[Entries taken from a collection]
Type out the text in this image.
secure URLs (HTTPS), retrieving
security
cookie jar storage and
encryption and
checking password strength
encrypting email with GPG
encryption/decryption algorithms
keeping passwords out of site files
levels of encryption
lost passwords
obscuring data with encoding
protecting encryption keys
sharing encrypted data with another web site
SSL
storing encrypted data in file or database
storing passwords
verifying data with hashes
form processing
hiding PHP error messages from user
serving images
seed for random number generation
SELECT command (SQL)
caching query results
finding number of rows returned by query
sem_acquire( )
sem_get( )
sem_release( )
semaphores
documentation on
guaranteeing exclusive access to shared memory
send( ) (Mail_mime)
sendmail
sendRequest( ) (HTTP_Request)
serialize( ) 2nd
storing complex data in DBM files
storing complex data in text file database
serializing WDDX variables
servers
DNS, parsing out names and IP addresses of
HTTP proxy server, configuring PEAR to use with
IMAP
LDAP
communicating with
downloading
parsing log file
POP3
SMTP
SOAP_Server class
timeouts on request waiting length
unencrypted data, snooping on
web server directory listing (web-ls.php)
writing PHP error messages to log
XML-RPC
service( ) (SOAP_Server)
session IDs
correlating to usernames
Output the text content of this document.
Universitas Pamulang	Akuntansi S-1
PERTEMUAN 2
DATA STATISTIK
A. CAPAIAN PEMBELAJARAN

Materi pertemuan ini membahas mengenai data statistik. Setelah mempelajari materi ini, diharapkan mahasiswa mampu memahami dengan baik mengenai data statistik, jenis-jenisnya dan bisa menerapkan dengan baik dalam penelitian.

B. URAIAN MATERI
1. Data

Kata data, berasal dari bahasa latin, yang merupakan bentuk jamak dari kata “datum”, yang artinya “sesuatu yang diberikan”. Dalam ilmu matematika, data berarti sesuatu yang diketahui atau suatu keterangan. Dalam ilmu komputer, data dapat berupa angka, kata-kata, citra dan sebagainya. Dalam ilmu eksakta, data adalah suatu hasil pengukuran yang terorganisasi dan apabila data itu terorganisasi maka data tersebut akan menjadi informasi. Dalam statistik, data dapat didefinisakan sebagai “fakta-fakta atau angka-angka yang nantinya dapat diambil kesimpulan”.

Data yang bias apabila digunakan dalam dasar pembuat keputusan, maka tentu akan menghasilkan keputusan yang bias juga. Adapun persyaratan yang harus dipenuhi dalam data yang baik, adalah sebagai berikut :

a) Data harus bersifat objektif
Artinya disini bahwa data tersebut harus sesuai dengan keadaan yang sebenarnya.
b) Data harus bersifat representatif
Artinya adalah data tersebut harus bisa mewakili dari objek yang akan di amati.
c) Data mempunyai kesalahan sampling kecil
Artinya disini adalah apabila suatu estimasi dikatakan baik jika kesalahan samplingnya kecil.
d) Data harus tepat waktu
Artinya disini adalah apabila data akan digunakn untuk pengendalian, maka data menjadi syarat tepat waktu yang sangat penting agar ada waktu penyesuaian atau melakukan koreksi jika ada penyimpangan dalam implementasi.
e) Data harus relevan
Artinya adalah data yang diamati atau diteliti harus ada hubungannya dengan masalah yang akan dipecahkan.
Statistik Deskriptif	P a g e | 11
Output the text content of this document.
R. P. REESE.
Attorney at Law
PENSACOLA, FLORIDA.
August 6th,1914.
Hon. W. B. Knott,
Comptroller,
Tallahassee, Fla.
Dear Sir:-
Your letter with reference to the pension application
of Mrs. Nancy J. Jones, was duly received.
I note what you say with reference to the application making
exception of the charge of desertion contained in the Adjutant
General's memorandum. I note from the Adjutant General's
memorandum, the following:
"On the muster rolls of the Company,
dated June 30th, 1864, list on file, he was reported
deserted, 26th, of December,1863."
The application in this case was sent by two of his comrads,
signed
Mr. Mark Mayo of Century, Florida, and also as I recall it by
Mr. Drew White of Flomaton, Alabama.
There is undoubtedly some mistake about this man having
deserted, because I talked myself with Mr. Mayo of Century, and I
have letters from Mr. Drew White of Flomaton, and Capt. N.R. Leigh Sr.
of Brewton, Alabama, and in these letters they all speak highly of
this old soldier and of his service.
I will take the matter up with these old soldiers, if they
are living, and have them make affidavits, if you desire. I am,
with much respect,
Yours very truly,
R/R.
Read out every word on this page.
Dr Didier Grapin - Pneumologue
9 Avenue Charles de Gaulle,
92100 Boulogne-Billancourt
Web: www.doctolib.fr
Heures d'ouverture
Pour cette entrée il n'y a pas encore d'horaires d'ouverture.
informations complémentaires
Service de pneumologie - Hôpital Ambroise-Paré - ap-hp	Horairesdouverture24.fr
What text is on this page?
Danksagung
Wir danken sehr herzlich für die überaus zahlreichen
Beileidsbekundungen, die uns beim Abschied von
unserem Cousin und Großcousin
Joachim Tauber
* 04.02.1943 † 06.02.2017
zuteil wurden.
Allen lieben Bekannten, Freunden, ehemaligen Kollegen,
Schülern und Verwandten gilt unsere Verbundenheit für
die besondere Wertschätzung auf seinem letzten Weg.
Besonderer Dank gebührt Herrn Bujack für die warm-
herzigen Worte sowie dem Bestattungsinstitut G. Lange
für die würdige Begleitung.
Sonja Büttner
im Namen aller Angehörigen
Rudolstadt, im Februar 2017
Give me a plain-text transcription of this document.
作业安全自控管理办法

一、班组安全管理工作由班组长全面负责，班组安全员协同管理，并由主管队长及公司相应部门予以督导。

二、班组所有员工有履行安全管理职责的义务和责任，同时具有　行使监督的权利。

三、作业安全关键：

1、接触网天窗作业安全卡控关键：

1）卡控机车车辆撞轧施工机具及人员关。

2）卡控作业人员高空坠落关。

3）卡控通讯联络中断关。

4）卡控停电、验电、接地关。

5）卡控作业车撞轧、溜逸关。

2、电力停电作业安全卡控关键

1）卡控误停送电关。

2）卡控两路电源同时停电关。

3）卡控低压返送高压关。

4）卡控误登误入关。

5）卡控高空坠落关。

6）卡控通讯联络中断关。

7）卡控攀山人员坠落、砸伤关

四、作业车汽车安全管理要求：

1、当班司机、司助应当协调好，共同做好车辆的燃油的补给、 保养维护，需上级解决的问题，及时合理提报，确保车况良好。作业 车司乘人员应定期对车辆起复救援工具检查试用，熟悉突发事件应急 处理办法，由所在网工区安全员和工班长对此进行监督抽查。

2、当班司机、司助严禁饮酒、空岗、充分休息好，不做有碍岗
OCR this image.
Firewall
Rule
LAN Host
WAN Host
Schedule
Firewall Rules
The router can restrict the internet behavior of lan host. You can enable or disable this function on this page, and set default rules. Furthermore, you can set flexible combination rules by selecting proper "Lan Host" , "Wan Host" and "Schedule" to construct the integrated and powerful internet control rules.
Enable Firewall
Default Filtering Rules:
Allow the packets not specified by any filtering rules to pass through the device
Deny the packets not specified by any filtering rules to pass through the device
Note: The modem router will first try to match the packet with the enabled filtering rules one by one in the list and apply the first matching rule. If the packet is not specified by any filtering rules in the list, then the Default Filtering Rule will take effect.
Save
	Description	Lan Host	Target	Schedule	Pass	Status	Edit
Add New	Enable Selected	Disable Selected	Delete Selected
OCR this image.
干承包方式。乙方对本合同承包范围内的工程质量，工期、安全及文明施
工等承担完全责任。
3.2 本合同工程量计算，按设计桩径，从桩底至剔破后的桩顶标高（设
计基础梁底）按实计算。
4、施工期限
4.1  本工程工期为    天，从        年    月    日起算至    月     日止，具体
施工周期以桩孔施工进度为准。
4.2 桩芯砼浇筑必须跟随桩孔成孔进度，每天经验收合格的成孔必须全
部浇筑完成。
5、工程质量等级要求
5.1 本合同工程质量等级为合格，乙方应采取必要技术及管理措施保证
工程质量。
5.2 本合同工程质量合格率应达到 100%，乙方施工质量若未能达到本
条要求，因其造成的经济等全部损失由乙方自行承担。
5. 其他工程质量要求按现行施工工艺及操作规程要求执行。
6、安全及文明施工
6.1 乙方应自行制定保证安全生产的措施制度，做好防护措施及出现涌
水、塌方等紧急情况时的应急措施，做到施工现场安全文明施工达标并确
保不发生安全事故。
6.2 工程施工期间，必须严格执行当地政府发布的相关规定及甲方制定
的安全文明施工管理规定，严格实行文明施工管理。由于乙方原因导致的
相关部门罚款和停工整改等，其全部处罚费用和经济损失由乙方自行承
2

### Stated exercise
Find the lines of the material that hold the word "jika" and report their count alone.

### Expected answer
2